# WORK TO BE COMPLETED:
Output every line of the rows as a JSON list of strings, one string per line, with blank lines dropped. Leave the pictures out.

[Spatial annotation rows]

>> Begin

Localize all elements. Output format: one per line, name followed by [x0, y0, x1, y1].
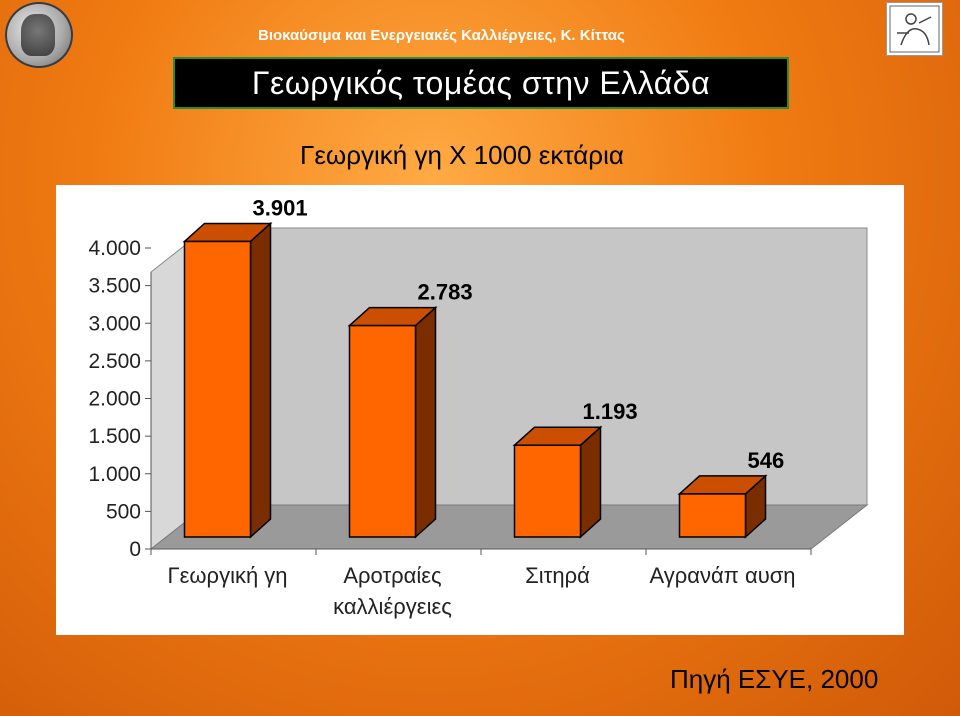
bar: [348, 324, 417, 538]
y-tick-label: 1.000: [88, 463, 141, 486]
coin-logo: [5, 2, 73, 68]
chart-title: Γεωργική γη Χ 1000 εκτάρια: [300, 140, 624, 170]
y-tick-label: 2.500: [88, 350, 141, 373]
x-tick-label: Σιτηρά: [525, 563, 590, 588]
source-note: Πηγή ΕΣΥΕ, 2000: [670, 664, 879, 694]
data-label: 546: [748, 448, 785, 473]
x-tick-label: Αροτραίες: [343, 563, 441, 588]
coin-figure: [21, 14, 55, 56]
chart-panel: 0 500 1.000 1.500 2.000 2.500 3.000 3.500 4.000 3…: [56, 185, 904, 635]
y-tick-label: 2.000: [88, 388, 141, 411]
bar: [513, 444, 582, 538]
bar-side: [249, 221, 272, 539]
x-tick-label: Γεωργική γη: [167, 563, 287, 588]
data-label: 2.783: [418, 280, 473, 305]
y-tick-label: 3.000: [88, 312, 141, 335]
y-tick-label: 1.500: [88, 425, 141, 448]
bar-side: [579, 425, 602, 539]
y-tick-label: 500: [106, 500, 141, 523]
bar-chart: 0 500 1.000 1.500 2.000 2.500 3.000 3.500 4.000 3…: [88, 195, 869, 619]
university-emblem: [886, 2, 943, 56]
bar-side: [414, 305, 437, 539]
data-label: 1.193: [583, 399, 638, 424]
bar: [678, 493, 747, 538]
data-label: 3.901: [253, 195, 308, 220]
x-tick-label: καλλιέργειες: [333, 594, 452, 619]
slide-title: Γεωργικός τομέας στην Ελλάδα: [173, 57, 789, 109]
y-tick-label: 0: [129, 538, 141, 561]
y-tick-label: 3.500: [88, 275, 141, 298]
y-tick-label: 4.000: [88, 237, 141, 260]
course-line: Βιοκαύσιμα και Ενεργειακές Καλλιέργειες,…: [258, 27, 625, 44]
x-tick-label: Αγρανάπ αυση: [649, 563, 795, 588]
bar: [183, 240, 252, 538]
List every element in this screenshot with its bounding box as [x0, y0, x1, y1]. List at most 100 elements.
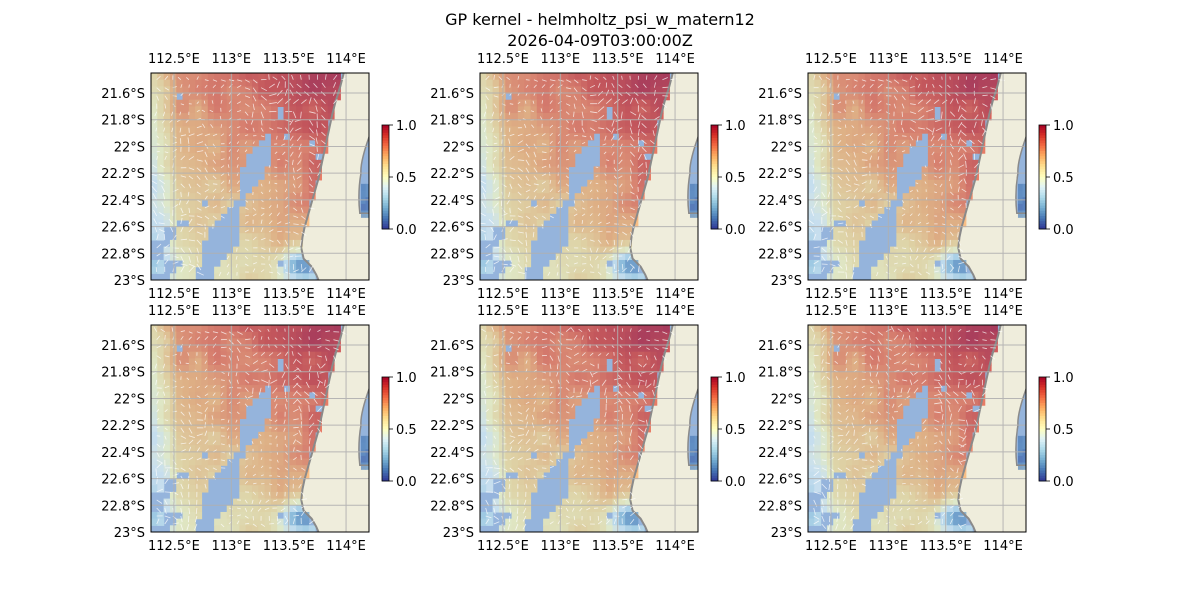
field-cell [277, 153, 285, 161]
field-cell [555, 126, 563, 134]
field-cell [934, 73, 942, 81]
field-cell [915, 246, 923, 254]
field-cell [580, 239, 588, 248]
field-cell [365, 197, 369, 205]
field-cell [845, 99, 853, 107]
vector-arrow [877, 206, 883, 209]
field-cell [839, 259, 847, 268]
vector-arrow [614, 207, 618, 210]
field-cell [953, 259, 961, 268]
vector-arrow [901, 268, 905, 273]
vector-arrow [296, 391, 302, 397]
field-cell [871, 86, 879, 94]
field-cell [321, 119, 329, 128]
field-cell [927, 113, 935, 121]
lon-tick-label-top: 112.5°E [805, 52, 857, 67]
field-cell [195, 378, 203, 386]
field-cell [258, 219, 266, 228]
field-cell [157, 518, 165, 526]
vector-arrow [556, 271, 559, 276]
field-cell [315, 371, 322, 380]
field-cell [302, 518, 310, 526]
field-cell [524, 259, 532, 268]
field-cell [915, 186, 923, 194]
field-cell [169, 133, 177, 141]
vector-arrow [313, 98, 318, 104]
field-cell [921, 193, 929, 201]
field-cell [270, 186, 278, 194]
field-cell [852, 126, 860, 134]
vector-arrow [333, 74, 338, 80]
field-cell [689, 197, 696, 205]
field-cell [270, 159, 278, 168]
field-cell [296, 73, 304, 81]
vector-arrow [281, 371, 286, 378]
vector-arrow [877, 148, 881, 153]
field-cell [984, 79, 992, 87]
field-cell [233, 338, 240, 346]
vector-arrow [500, 111, 503, 116]
field-cell [169, 365, 177, 373]
field-cell [618, 139, 626, 148]
vector-arrow [949, 231, 954, 237]
field-cell [927, 153, 935, 161]
colorbar-segment [382, 135, 389, 139]
field-cell [839, 113, 847, 121]
field-cell [820, 106, 828, 114]
field-cell [618, 93, 626, 101]
vector-arrow [541, 196, 546, 201]
colorbar-segment [382, 197, 389, 201]
field-cell [302, 398, 310, 406]
field-cell [277, 351, 285, 359]
field-cell [599, 159, 607, 168]
field-cell [163, 79, 171, 87]
vector-arrow [662, 77, 668, 81]
vector-arrow [813, 103, 817, 109]
field-cell [239, 378, 247, 386]
field-cell [151, 351, 158, 359]
field-cell [302, 99, 310, 107]
vector-arrow [885, 191, 890, 194]
colorbar-segment [382, 184, 389, 188]
field-cell [593, 239, 601, 248]
field-cell [940, 239, 948, 248]
vector-arrow [654, 75, 658, 80]
field-cell [157, 351, 165, 359]
vector-arrow [312, 391, 318, 397]
vector-arrow [869, 140, 874, 145]
vector-arrow [821, 83, 825, 88]
vector-arrow [308, 328, 311, 332]
vector-arrow [909, 205, 914, 209]
field-cell [517, 179, 525, 188]
field-cell [188, 471, 196, 480]
field-cell [498, 119, 506, 128]
field-cell [940, 166, 948, 174]
field-cell [201, 458, 209, 466]
field-cell [188, 146, 196, 154]
field-cell [858, 73, 866, 81]
field-cell [195, 451, 203, 460]
vector-arrow [480, 212, 486, 217]
field-cell [694, 210, 698, 218]
field-cell [833, 179, 841, 188]
field-cell [599, 233, 607, 241]
field-cell [270, 126, 278, 134]
vector-arrow [164, 259, 169, 265]
vector-arrow [829, 266, 834, 273]
field-cell [656, 73, 664, 81]
field-cell [270, 385, 278, 393]
field-cell [606, 219, 614, 228]
field-cell [820, 159, 828, 168]
field-cell [486, 266, 494, 274]
vector-arrow [293, 207, 298, 212]
field-cell [833, 119, 841, 128]
vector-arrow [204, 215, 210, 220]
vector-arrow [196, 263, 202, 271]
field-cell [195, 99, 203, 107]
field-cell [176, 139, 184, 148]
field-cell [612, 233, 620, 241]
vector-arrow [949, 183, 952, 189]
field-cell [207, 411, 215, 420]
field-cell [625, 193, 633, 201]
field-cell [157, 159, 165, 168]
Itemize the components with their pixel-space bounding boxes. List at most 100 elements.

>> End

# RESPONSE:
[
  "Localize all elements. Output format: one per line, name followed by [x0, y0, x1, y1].",
  "bar: [348, 324, 417, 538]",
  "y-tick-label: 1.000: [88, 463, 141, 486]",
  "coin-logo: [5, 2, 73, 68]",
  "chart-title: Γεωργική γη Χ 1000 εκτάρια: [300, 140, 624, 170]",
  "y-tick-label: 2.500: [88, 350, 141, 373]",
  "x-tick-label: Σιτηρά: [525, 563, 590, 588]",
  "source-note: Πηγή ΕΣΥΕ, 2000: [670, 664, 879, 694]",
  "data-label: 546: [748, 448, 785, 473]",
  "x-tick-label: Αροτραίες: [343, 563, 441, 588]",
  "coin-figure: [21, 14, 55, 56]",
  "chart-panel: 0 500 1.000 1.500 2.000 2.500 3.000 3.500 4.000 3…: [56, 185, 904, 635]",
  "y-tick-label: 2.000: [88, 388, 141, 411]",
  "bar: [513, 444, 582, 538]",
  "bar-side: [249, 221, 272, 539]",
  "x-tick-label: Γεωργική γη: [167, 563, 287, 588]",
  "data-label: 2.783: [418, 280, 473, 305]",
  "y-tick-label: 3.000: [88, 312, 141, 335]",
  "y-tick-label: 1.500: [88, 425, 141, 448]",
  "bar-side: [579, 425, 602, 539]",
  "y-tick-label: 500: [106, 500, 141, 523]",
  "bar-chart: 0 500 1.000 1.500 2.000 2.500 3.000 3.500 4.000 3…: [88, 195, 869, 619]",
  "university-emblem: [886, 2, 943, 56]",
  "bar-side: [414, 305, 437, 539]",
  "data-label: 1.193: [583, 399, 638, 424]",
  "bar: [678, 493, 747, 538]",
  "data-label: 3.901: [253, 195, 308, 220]",
  "x-tick-label: καλλιέργειες: [333, 594, 452, 619]",
  "slide-title: Γεωργικός τομέας στην Ελλάδα: [173, 57, 789, 109]",
  "y-tick-label: 0: [129, 538, 141, 561]",
  "y-tick-label: 3.500: [88, 275, 141, 298]",
  "y-tick-label: 4.000: [88, 237, 141, 260]",
  "course-line: Βιοκαύσιμα και Ενεργειακές Καλλιέργειες,…: [258, 27, 625, 44]",
  "x-tick-label: Αγρανάπ αυση: [649, 563, 795, 588]",
  "bar: [183, 240, 252, 538]",
  "List every element in this screenshot with its bounding box as [x0, y0, x1, y1]. List at most 100 elements.",
  "field-cell [277, 153, 285, 161]",
  "field-cell [555, 126, 563, 134]",
  "field-cell [934, 73, 942, 81]",
  "field-cell [915, 246, 923, 254]",
  "field-cell [580, 239, 588, 248]",
  "field-cell [365, 197, 369, 205]",
  "field-cell [845, 99, 853, 107]",
  "vector-arrow [877, 206, 883, 209]",
  "field-cell [839, 259, 847, 268]",
  "vector-arrow [614, 207, 618, 210]",
  "field-cell [953, 259, 961, 268]",
  "vector-arrow [901, 268, 905, 273]",
  "vector-arrow [296, 391, 302, 397]",
  "field-cell [871, 86, 879, 94]",
  "field-cell [321, 119, 329, 128]",
  "field-cell [927, 113, 935, 121]",
  "lon-tick-label-top: 112.5°E [805, 52, 857, 67]",
  "field-cell [195, 378, 203, 386]",
  "field-cell [258, 219, 266, 228]",
  "field-cell [157, 518, 165, 526]",
  "vector-arrow [556, 271, 559, 276]",
  "field-cell [315, 371, 322, 380]",
  "field-cell [302, 518, 310, 526]",
  "field-cell [524, 259, 532, 268]",
  "field-cell [915, 186, 923, 194]",
  "field-cell [169, 133, 177, 141]",
  "vector-arrow [313, 98, 318, 104]",
  "field-cell [921, 193, 929, 201]",
  "field-cell [270, 186, 278, 194]",
  "field-cell [852, 126, 860, 134]",
  "vector-arrow [333, 74, 338, 80]",
  "field-cell [689, 197, 696, 205]",
  "field-cell [270, 159, 278, 168]",
  "field-cell [296, 73, 304, 81]",
  "vector-arrow [281, 371, 286, 378]",
  "vector-arrow [877, 148, 881, 153]",
  "field-cell [984, 79, 992, 87]",
  "field-cell [233, 338, 240, 346]",
  "vector-arrow [500, 111, 503, 116]",
  "field-cell [169, 365, 177, 373]",
  "field-cell [618, 139, 626, 148]",
  "vector-arrow [949, 231, 954, 237]",
  "field-cell [927, 153, 935, 161]",
  "colorbar-segment [382, 135, 389, 139]",
  "field-cell [839, 113, 847, 121]",
  "field-cell [820, 106, 828, 114]",
  "field-cell [618, 93, 626, 101]",
  "vector-arrow [541, 196, 546, 201]",
  "colorbar-segment [382, 197, 389, 201]",
  "field-cell [302, 398, 310, 406]",
  "field-cell [277, 351, 285, 359]",
  "field-cell [599, 159, 607, 168]",
  "field-cell [163, 79, 171, 87]",
  "vector-arrow [662, 77, 668, 81]",
  "vector-arrow [813, 103, 817, 109]",
  "field-cell [239, 378, 247, 386]",
  "field-cell [151, 351, 158, 359]",
  "field-cell [302, 99, 310, 107]",
  "vector-arrow [885, 191, 890, 194]",
  "colorbar-segment [382, 184, 389, 188]",
  "field-cell [593, 239, 601, 248]",
  "field-cell [940, 239, 948, 248]",
  "vector-arrow [654, 75, 658, 80]",
  "field-cell [157, 351, 165, 359]",
  "vector-arrow [312, 391, 318, 397]",
  "vector-arrow [869, 140, 874, 145]",
  "vector-arrow [821, 83, 825, 88]",
  "vector-arrow [308, 328, 311, 332]",
  "vector-arrow [909, 205, 914, 209]",
  "field-cell [517, 179, 525, 188]",
  "field-cell [188, 471, 196, 480]",
  "field-cell [498, 119, 506, 128]",
  "field-cell [940, 166, 948, 174]",
  "field-cell [201, 458, 209, 466]",
  "field-cell [188, 146, 196, 154]",
  "field-cell [858, 73, 866, 81]",
  "field-cell [195, 451, 203, 460]",
  "vector-arrow [480, 212, 486, 217]",
  "field-cell [694, 210, 698, 218]",
  "field-cell [833, 179, 841, 188]",
  "field-cell [599, 233, 607, 241]",
  "field-cell [270, 126, 278, 134]",
  "vector-arrow [164, 259, 169, 265]",
  "vector-arrow [829, 266, 834, 273]",
  "field-cell [656, 73, 664, 81]",
  "field-cell [270, 385, 278, 393]",
  "field-cell [606, 219, 614, 228]",
  "field-cell [820, 159, 828, 168]",
  "field-cell [486, 266, 494, 274]",
  "vector-arrow [293, 207, 298, 212]",
  "field-cell [833, 119, 841, 128]",
  "vector-arrow [204, 215, 210, 220]",
  "vector-arrow [196, 263, 202, 271]",
  "field-cell [195, 99, 203, 107]",
  "field-cell [176, 139, 184, 148]",
  "field-cell [612, 233, 620, 241]",
  "vector-arrow [949, 183, 952, 189]",
  "field-cell [207, 411, 215, 420]",
  "field-cell [625, 193, 633, 201]",
  "field-cell [157, 159, 165, 168]",
  "Itemize the components with their pixel-space bounding boxes. List at most 100 elements."
]